Dataset items:
* begin *

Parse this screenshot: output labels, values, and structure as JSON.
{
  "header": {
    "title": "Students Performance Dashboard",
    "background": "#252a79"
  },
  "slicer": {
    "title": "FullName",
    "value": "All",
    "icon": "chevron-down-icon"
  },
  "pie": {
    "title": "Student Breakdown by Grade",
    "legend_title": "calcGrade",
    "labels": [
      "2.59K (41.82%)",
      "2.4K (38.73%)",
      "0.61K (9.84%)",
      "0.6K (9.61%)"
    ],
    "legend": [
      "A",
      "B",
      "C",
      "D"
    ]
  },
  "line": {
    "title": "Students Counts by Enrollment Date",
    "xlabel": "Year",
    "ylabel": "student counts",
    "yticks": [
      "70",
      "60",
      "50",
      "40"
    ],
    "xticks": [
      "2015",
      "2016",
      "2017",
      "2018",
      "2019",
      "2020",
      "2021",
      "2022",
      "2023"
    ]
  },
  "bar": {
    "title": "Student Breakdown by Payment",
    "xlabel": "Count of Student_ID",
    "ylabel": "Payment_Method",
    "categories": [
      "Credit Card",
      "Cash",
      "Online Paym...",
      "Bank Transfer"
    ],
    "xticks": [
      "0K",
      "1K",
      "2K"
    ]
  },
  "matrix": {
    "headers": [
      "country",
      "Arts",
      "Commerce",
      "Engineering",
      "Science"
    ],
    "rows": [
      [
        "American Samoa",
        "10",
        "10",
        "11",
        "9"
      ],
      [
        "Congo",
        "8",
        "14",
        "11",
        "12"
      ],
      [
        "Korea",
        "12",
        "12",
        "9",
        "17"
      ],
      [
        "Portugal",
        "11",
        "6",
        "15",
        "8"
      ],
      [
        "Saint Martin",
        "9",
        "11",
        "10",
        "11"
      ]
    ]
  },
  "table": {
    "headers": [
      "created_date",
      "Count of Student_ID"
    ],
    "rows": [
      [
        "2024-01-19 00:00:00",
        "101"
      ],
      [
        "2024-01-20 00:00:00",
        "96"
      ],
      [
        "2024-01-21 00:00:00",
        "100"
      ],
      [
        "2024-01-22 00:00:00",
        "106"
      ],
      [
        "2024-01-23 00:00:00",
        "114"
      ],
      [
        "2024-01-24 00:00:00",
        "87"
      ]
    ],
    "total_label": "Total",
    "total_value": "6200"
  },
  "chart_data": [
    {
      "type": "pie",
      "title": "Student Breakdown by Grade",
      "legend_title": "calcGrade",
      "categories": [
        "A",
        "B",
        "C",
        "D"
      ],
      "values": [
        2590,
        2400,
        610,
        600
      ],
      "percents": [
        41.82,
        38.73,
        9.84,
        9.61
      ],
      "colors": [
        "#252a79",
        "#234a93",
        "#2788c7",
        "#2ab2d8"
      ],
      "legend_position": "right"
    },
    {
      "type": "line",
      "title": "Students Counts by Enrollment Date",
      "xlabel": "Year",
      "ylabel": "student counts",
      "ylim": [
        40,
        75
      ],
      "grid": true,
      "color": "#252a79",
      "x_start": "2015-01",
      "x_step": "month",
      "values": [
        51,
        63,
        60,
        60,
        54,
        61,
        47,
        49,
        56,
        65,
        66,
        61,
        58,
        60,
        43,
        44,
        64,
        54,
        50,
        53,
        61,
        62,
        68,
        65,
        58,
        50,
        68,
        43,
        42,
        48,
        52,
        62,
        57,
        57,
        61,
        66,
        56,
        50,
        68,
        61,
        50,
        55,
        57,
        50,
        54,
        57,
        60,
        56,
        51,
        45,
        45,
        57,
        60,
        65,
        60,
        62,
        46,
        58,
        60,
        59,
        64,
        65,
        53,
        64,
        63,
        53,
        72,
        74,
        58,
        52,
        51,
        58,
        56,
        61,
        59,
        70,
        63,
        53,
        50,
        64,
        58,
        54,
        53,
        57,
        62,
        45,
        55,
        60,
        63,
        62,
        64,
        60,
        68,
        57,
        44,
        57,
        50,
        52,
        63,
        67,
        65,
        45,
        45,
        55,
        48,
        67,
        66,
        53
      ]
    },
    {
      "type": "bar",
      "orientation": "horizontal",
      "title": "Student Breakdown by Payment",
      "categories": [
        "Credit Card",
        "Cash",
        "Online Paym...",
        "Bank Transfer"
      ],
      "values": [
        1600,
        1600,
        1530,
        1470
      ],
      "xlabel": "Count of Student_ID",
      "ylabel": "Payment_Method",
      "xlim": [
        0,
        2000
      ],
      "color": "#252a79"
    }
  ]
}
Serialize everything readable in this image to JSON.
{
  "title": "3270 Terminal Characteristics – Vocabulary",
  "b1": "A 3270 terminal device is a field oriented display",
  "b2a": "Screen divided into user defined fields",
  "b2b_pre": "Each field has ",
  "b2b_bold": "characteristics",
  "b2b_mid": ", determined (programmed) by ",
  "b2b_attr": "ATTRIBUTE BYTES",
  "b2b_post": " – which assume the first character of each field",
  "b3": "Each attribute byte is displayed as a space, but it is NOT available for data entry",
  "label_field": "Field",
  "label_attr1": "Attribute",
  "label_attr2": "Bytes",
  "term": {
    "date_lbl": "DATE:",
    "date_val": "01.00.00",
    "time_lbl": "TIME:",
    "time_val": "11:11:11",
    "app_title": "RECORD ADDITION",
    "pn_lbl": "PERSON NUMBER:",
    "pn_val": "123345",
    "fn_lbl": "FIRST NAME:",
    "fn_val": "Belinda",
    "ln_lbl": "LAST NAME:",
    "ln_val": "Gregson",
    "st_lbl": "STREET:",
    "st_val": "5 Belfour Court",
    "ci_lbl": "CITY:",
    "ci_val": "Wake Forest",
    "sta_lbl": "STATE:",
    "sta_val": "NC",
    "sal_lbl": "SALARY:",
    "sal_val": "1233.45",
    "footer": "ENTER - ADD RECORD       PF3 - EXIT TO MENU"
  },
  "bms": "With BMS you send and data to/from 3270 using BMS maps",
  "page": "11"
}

* end *

Go through the listing and print each line exactly as it appears.

== Answer to this task ==
Parse this screenshot: output labels, values, and structure as JSON.
{
  "header": {
    "title": "Students Performance Dashboard",
    "background": "#252a79"
  },
  "slicer": {
    "title": "FullName",
    "value": "All",
    "icon": "chevron-down-icon"
  },
  "pie": {
    "title": "Student Breakdown by Grade",
    "legend_title": "calcGrade",
    "labels": [
      "2.59K (41.82%)",
      "2.4K (38.73%)",
      "0.61K (9.84%)",
      "0.6K (9.61%)"
    ],
    "legend": [
      "A",
      "B",
      "C",
      "D"
    ]
  },
  "line": {
    "title": "Students Counts by Enrollment Date",
    "xlabel": "Year",
    "ylabel": "student counts",
    "yticks": [
      "70",
      "60",
      "50",
      "40"
    ],
    "xticks": [
      "2015",
      "2016",
      "2017",
      "2018",
      "2019",
      "2020",
      "2021",
      "2022",
      "2023"
    ]
  },
  "bar": {
    "title": "Student Breakdown by Payment",
    "xlabel": "Count of Student_ID",
    "ylabel": "Payment_Method",
    "categories": [
      "Credit Card",
      "Cash",
      "Online Paym...",
      "Bank Transfer"
    ],
    "xticks": [
      "0K",
      "1K",
      "2K"
    ]
  },
  "matrix": {
    "headers": [
      "country",
      "Arts",
      "Commerce",
      "Engineering",
      "Science"
    ],
    "rows": [
      [
        "American Samoa",
        "10",
        "10",
        "11",
        "9"
      ],
      [
        "Congo",
        "8",
        "14",
        "11",
        "12"
      ],
      [
        "Korea",
        "12",
        "12",
        "9",
        "17"
      ],
      [
        "Portugal",
        "11",
        "6",
        "15",
        "8"
      ],
      [
        "Saint Martin",
        "9",
        "11",
        "10",
        "11"
      ]
    ]
  },
  "table": {
    "headers": [
      "created_date",
      "Count of Student_ID"
    ],
    "rows": [
      [
        "2024-01-19 00:00:00",
        "101"
      ],
      [
        "2024-01-20 00:00:00",
        "96"
      ],
      [
        "2024-01-21 00:00:00",
        "100"
      ],
      [
        "2024-01-22 00:00:00",
        "106"
      ],
      [
        "2024-01-23 00:00:00",
        "114"
      ],
      [
        "2024-01-24 00:00:00",
        "87"
      ]
    ],
    "total_label": "Total",
    "total_value": "6200"
  },
  "chart_data": [
    {
      "type": "pie",
      "title": "Student Breakdown by Grade",
      "legend_title": "calcGrade",
      "categories": [
        "A",
        "B",
        "C",
        "D"
      ],
      "values": [
        2590,
        2400,
        610,
        600
      ],
      "percents": [
        41.82,
        38.73,
        9.84,
        9.61
      ],
      "colors": [
        "#252a79",
        "#234a93",
        "#2788c7",
        "#2ab2d8"
      ],
      "legend_position": "right"
    },
    {
      "type": "line",
      "title": "Students Counts by Enrollment Date",
      "xlabel": "Year",
      "ylabel": "student counts",
      "ylim": [
        40,
        75
      ],
      "grid": true,
      "color": "#252a79",
      "x_start": "2015-01",
      "x_step": "month",
      "values": [
        51,
        63,
        60,
        60,
        54,
        61,
        47,
        49,
        56,
        65,
        66,
        61,
        58,
        60,
        43,
        44,
        64,
        54,
        50,
        53,
        61,
        62,
        68,
        65,
        58,
        50,
        68,
        43,
        42,
        48,
        52,
        62,
        57,
        57,
        61,
        66,
        56,
        50,
        68,
        61,
        50,
        55,
        57,
        50,
        54,
        57,
        60,
        56,
        51,
        45,
        45,
        57,
        60,
        65,
        60,
        62,
        46,
        58,
        60,
        59,
        64,
        65,
        53,
        64,
        63,
        53,
        72,
        74,
        58,
        52,
        51,
        58,
        56,
        61,
        59,
        70,
        63,
        53,
        50,
        64,
        58,
        54,
        53,
        57,
        62,
        45,
        55,
        60,
        63,
        62,
        64,
        60,
        68,
        57,
        44,
        57,
        50,
        52,
        63,
        67,
        65,
        45,
        45,
        55,
        48,
        67,
        66,
        53
      ]
    },
    {
      "type": "bar",
      "orientation": "horizontal",
      "title": "Student Breakdown by Payment",
      "categories": [
        "Credit Card",
        "Cash",
        "Online Paym...",
        "Bank Transfer"
      ],
      "values": [
        1600,
        1600,
        1530,
        1470
      ],
      "xlabel": "Count of Student_ID",
      "ylabel": "Payment_Method",
      "xlim": [
        0,
        2000
      ],
      "color": "#252a79"
    }
  ]
}
Serialize everything readable in this image to JSON.
{
  "title": "3270 Terminal Characteristics – Vocabulary",
  "b1": "A 3270 terminal device is a field oriented display",
  "b2a": "Screen divided into user defined fields",
  "b2b_pre": "Each field has ",
  "b2b_bold": "characteristics",
  "b2b_mid": ", determined (programmed) by ",
  "b2b_attr": "ATTRIBUTE BYTES",
  "b2b_post": " – which assume the first character of each field",
  "b3": "Each attribute byte is displayed as a space, but it is NOT available for data entry",
  "label_field": "Field",
  "label_attr1": "Attribute",
  "label_attr2": "Bytes",
  "term": {
    "date_lbl": "DATE:",
    "date_val": "01.00.00",
    "time_lbl": "TIME:",
    "time_val": "11:11:11",
    "app_title": "RECORD ADDITION",
    "pn_lbl": "PERSON NUMBER:",
    "pn_val": "123345",
    "fn_lbl": "FIRST NAME:",
    "fn_val": "Belinda",
    "ln_lbl": "LAST NAME:",
    "ln_val": "Gregson",
    "st_lbl": "STREET:",
    "st_val": "5 Belfour Court",
    "ci_lbl": "CITY:",
    "ci_val": "Wake Forest",
    "sta_lbl": "STATE:",
    "sta_val": "NC",
    "sal_lbl": "SALARY:",
    "sal_val": "1233.45",
    "footer": "ENTER - ADD RECORD       PF3 - EXIT TO MENU"
  },
  "bms": "With BMS you send and data to/from 3270 using BMS maps",
  "page": "11"
}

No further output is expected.